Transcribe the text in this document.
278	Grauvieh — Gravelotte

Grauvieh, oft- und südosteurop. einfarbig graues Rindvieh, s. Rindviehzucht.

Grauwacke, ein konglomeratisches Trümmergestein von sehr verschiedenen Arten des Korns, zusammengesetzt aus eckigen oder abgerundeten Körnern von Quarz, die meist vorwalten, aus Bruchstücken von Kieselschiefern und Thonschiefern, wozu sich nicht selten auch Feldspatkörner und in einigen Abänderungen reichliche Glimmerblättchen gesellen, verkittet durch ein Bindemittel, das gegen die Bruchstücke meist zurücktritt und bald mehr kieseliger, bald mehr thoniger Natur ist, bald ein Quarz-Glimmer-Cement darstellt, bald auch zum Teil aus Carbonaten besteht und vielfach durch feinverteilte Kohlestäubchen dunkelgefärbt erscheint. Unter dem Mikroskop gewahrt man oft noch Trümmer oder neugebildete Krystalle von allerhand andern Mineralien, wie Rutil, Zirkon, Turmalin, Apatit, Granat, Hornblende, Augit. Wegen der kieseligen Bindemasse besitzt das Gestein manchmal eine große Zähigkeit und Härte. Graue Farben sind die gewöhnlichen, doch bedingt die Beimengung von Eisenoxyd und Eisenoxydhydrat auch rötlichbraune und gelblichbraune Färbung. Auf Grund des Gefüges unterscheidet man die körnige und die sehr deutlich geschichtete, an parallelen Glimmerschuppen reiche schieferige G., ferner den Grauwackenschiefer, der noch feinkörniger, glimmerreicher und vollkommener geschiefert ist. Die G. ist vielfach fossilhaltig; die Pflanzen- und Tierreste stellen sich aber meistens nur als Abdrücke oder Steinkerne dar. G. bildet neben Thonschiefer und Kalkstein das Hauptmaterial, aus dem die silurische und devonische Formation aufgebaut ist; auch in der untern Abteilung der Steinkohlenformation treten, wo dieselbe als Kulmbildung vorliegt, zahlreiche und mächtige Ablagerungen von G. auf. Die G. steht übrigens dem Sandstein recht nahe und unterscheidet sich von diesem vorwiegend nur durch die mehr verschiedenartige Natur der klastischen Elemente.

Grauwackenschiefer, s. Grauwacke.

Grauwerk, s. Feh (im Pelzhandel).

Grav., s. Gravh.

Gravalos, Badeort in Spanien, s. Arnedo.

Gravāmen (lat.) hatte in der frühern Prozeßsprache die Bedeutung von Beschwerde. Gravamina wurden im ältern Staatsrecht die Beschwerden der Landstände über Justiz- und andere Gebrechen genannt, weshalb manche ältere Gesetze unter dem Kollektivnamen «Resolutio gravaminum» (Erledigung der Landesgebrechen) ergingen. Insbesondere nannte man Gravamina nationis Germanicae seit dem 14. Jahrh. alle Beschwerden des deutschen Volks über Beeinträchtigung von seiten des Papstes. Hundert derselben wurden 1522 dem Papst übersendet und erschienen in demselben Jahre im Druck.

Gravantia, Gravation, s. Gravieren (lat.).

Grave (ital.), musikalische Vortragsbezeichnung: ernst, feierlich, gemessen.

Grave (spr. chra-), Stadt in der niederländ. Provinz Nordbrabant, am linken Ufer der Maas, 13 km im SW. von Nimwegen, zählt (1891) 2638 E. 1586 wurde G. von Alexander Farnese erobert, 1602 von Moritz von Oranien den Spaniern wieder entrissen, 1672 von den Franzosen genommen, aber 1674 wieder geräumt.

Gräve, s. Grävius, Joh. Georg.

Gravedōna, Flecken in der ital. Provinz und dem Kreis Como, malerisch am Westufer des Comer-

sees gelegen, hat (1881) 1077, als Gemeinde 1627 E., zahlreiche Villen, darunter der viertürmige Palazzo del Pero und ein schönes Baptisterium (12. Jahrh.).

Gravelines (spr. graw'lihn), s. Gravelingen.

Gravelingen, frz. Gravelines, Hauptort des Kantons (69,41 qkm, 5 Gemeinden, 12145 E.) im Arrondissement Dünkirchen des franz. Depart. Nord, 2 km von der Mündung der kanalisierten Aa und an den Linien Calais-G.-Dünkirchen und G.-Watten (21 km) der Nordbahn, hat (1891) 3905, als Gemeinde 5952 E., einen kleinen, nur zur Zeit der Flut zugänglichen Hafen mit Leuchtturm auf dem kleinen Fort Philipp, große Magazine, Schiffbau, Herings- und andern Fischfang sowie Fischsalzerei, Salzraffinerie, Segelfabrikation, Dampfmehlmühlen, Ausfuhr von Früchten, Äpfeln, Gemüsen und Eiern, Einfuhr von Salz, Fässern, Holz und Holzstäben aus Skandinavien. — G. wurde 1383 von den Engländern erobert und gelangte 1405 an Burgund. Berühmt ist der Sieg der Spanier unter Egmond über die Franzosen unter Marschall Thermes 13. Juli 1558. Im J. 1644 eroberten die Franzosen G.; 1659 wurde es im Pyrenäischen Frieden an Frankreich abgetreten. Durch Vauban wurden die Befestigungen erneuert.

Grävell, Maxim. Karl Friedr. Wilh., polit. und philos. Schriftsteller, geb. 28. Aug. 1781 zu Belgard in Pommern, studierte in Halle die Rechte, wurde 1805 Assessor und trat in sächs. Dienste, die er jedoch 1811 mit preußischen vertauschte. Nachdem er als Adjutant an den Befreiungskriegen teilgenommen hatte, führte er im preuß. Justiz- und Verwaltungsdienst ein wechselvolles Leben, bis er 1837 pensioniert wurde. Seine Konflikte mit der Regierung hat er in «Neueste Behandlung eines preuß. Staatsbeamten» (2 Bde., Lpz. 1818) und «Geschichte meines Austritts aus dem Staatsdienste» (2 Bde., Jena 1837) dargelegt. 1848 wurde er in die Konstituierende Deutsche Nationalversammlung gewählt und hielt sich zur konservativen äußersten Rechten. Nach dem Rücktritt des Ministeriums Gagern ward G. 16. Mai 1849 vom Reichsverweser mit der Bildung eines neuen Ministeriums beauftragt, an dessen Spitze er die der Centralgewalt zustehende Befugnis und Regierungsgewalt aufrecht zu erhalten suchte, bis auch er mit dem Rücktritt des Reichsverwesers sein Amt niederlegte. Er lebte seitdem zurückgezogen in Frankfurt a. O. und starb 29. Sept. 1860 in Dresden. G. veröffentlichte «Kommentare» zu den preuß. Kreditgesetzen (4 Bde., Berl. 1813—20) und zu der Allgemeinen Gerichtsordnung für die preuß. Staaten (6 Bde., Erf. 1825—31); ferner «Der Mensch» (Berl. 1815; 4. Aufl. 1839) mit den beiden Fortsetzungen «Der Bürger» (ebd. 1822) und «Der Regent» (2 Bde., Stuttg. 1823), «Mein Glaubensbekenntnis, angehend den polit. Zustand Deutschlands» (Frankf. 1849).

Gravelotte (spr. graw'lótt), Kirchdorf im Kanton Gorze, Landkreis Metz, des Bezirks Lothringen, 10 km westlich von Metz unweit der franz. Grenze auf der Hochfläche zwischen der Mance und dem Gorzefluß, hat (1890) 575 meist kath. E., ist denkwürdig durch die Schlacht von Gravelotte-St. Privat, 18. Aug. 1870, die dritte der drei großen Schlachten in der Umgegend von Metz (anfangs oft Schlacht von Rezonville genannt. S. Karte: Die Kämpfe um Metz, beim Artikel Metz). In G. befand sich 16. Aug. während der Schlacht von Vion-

════════════════════

WHAT IS BEING ASKED ->
Reproduce the listing above exactly, in its entirety.

COMPLETED TASK ->
Transcribe the text in this document.
278	Grauvieh — Gravelotte

Grauvieh, oft- und südosteurop. einfarbig graues Rindvieh, s. Rindviehzucht.

Grauwacke, ein konglomeratisches Trümmergestein von sehr verschiedenen Arten des Korns, zusammengesetzt aus eckigen oder abgerundeten Körnern von Quarz, die meist vorwalten, aus Bruchstücken von Kieselschiefern und Thonschiefern, wozu sich nicht selten auch Feldspatkörner und in einigen Abänderungen reichliche Glimmerblättchen gesellen, verkittet durch ein Bindemittel, das gegen die Bruchstücke meist zurücktritt und bald mehr kieseliger, bald mehr thoniger Natur ist, bald ein Quarz-Glimmer-Cement darstellt, bald auch zum Teil aus Carbonaten besteht und vielfach durch feinverteilte Kohlestäubchen dunkelgefärbt erscheint. Unter dem Mikroskop gewahrt man oft noch Trümmer oder neugebildete Krystalle von allerhand andern Mineralien, wie Rutil, Zirkon, Turmalin, Apatit, Granat, Hornblende, Augit. Wegen der kieseligen Bindemasse besitzt das Gestein manchmal eine große Zähigkeit und Härte. Graue Farben sind die gewöhnlichen, doch bedingt die Beimengung von Eisenoxyd und Eisenoxydhydrat auch rötlichbraune und gelblichbraune Färbung. Auf Grund des Gefüges unterscheidet man die körnige und die sehr deutlich geschichtete, an parallelen Glimmerschuppen reiche schieferige G., ferner den Grauwackenschiefer, der noch feinkörniger, glimmerreicher und vollkommener geschiefert ist. Die G. ist vielfach fossilhaltig; die Pflanzen- und Tierreste stellen sich aber meistens nur als Abdrücke oder Steinkerne dar. G. bildet neben Thonschiefer und Kalkstein das Hauptmaterial, aus dem die silurische und devonische Formation aufgebaut ist; auch in der untern Abteilung der Steinkohlenformation treten, wo dieselbe als Kulmbildung vorliegt, zahlreiche und mächtige Ablagerungen von G. auf. Die G. steht übrigens dem Sandstein recht nahe und unterscheidet sich von diesem vorwiegend nur durch die mehr verschiedenartige Natur der klastischen Elemente.

Grauwackenschiefer, s. Grauwacke.

Grauwerk, s. Feh (im Pelzhandel).

Grav., s. Gravh.

Gravalos, Badeort in Spanien, s. Arnedo.

Gravāmen (lat.) hatte in der frühern Prozeßsprache die Bedeutung von Beschwerde. Gravamina wurden im ältern Staatsrecht die Beschwerden der Landstände über Justiz- und andere Gebrechen genannt, weshalb manche ältere Gesetze unter dem Kollektivnamen «Resolutio gravaminum» (Erledigung der Landesgebrechen) ergingen. Insbesondere nannte man Gravamina nationis Germanicae seit dem 14. Jahrh. alle Beschwerden des deutschen Volks über Beeinträchtigung von seiten des Papstes. Hundert derselben wurden 1522 dem Papst übersendet und erschienen in demselben Jahre im Druck.

Gravantia, Gravation, s. Gravieren (lat.).

Grave (ital.), musikalische Vortragsbezeichnung: ernst, feierlich, gemessen.

Grave (spr. chra-), Stadt in der niederländ. Provinz Nordbrabant, am linken Ufer der Maas, 13 km im SW. von Nimwegen, zählt (1891) 2638 E. 1586 wurde G. von Alexander Farnese erobert, 1602 von Moritz von Oranien den Spaniern wieder entrissen, 1672 von den Franzosen genommen, aber 1674 wieder geräumt.

Gräve, s. Grävius, Joh. Georg.

Gravedōna, Flecken in der ital. Provinz und dem Kreis Como, malerisch am Westufer des Comer-

sees gelegen, hat (1881) 1077, als Gemeinde 1627 E., zahlreiche Villen, darunter der viertürmige Palazzo del Pero und ein schönes Baptisterium (12. Jahrh.).

Gravelines (spr. graw'lihn), s. Gravelingen.

Gravelingen, frz. Gravelines, Hauptort des Kantons (69,41 qkm, 5 Gemeinden, 12145 E.) im Arrondissement Dünkirchen des franz. Depart. Nord, 2 km von der Mündung der kanalisierten Aa und an den Linien Calais-G.-Dünkirchen und G.-Watten (21 km) der Nordbahn, hat (1891) 3905, als Gemeinde 5952 E., einen kleinen, nur zur Zeit der Flut zugänglichen Hafen mit Leuchtturm auf dem kleinen Fort Philipp, große Magazine, Schiffbau, Herings- und andern Fischfang sowie Fischsalzerei, Salzraffinerie, Segelfabrikation, Dampfmehlmühlen, Ausfuhr von Früchten, Äpfeln, Gemüsen und Eiern, Einfuhr von Salz, Fässern, Holz und Holzstäben aus Skandinavien. — G. wurde 1383 von den Engländern erobert und gelangte 1405 an Burgund. Berühmt ist der Sieg der Spanier unter Egmond über die Franzosen unter Marschall Thermes 13. Juli 1558. Im J. 1644 eroberten die Franzosen G.; 1659 wurde es im Pyrenäischen Frieden an Frankreich abgetreten. Durch Vauban wurden die Befestigungen erneuert.

Grävell, Maxim. Karl Friedr. Wilh., polit. und philos. Schriftsteller, geb. 28. Aug. 1781 zu Belgard in Pommern, studierte in Halle die Rechte, wurde 1805 Assessor und trat in sächs. Dienste, die er jedoch 1811 mit preußischen vertauschte. Nachdem er als Adjutant an den Befreiungskriegen teilgenommen hatte, führte er im preuß. Justiz- und Verwaltungsdienst ein wechselvolles Leben, bis er 1837 pensioniert wurde. Seine Konflikte mit der Regierung hat er in «Neueste Behandlung eines preuß. Staatsbeamten» (2 Bde., Lpz. 1818) und «Geschichte meines Austritts aus dem Staatsdienste» (2 Bde., Jena 1837) dargelegt. 1848 wurde er in die Konstituierende Deutsche Nationalversammlung gewählt und hielt sich zur konservativen äußersten Rechten. Nach dem Rücktritt des Ministeriums Gagern ward G. 16. Mai 1849 vom Reichsverweser mit der Bildung eines neuen Ministeriums beauftragt, an dessen Spitze er die der Centralgewalt zustehende Befugnis und Regierungsgewalt aufrecht zu erhalten suchte, bis auch er mit dem Rücktritt des Reichsverwesers sein Amt niederlegte. Er lebte seitdem zurückgezogen in Frankfurt a. O. und starb 29. Sept. 1860 in Dresden. G. veröffentlichte «Kommentare» zu den preuß. Kreditgesetzen (4 Bde., Berl. 1813—20) und zu der Allgemeinen Gerichtsordnung für die preuß. Staaten (6 Bde., Erf. 1825—31); ferner «Der Mensch» (Berl. 1815; 4. Aufl. 1839) mit den beiden Fortsetzungen «Der Bürger» (ebd. 1822) und «Der Regent» (2 Bde., Stuttg. 1823), «Mein Glaubensbekenntnis, angehend den polit. Zustand Deutschlands» (Frankf. 1849).

Gravelotte (spr. graw'lótt), Kirchdorf im Kanton Gorze, Landkreis Metz, des Bezirks Lothringen, 10 km westlich von Metz unweit der franz. Grenze auf der Hochfläche zwischen der Mance und dem Gorzefluß, hat (1890) 575 meist kath. E., ist denkwürdig durch die Schlacht von Gravelotte-St. Privat, 18. Aug. 1870, die dritte der drei großen Schlachten in der Umgegend von Metz (anfangs oft Schlacht von Rezonville genannt. S. Karte: Die Kämpfe um Metz, beim Artikel Metz). In G. befand sich 16. Aug. während der Schlacht von Vion-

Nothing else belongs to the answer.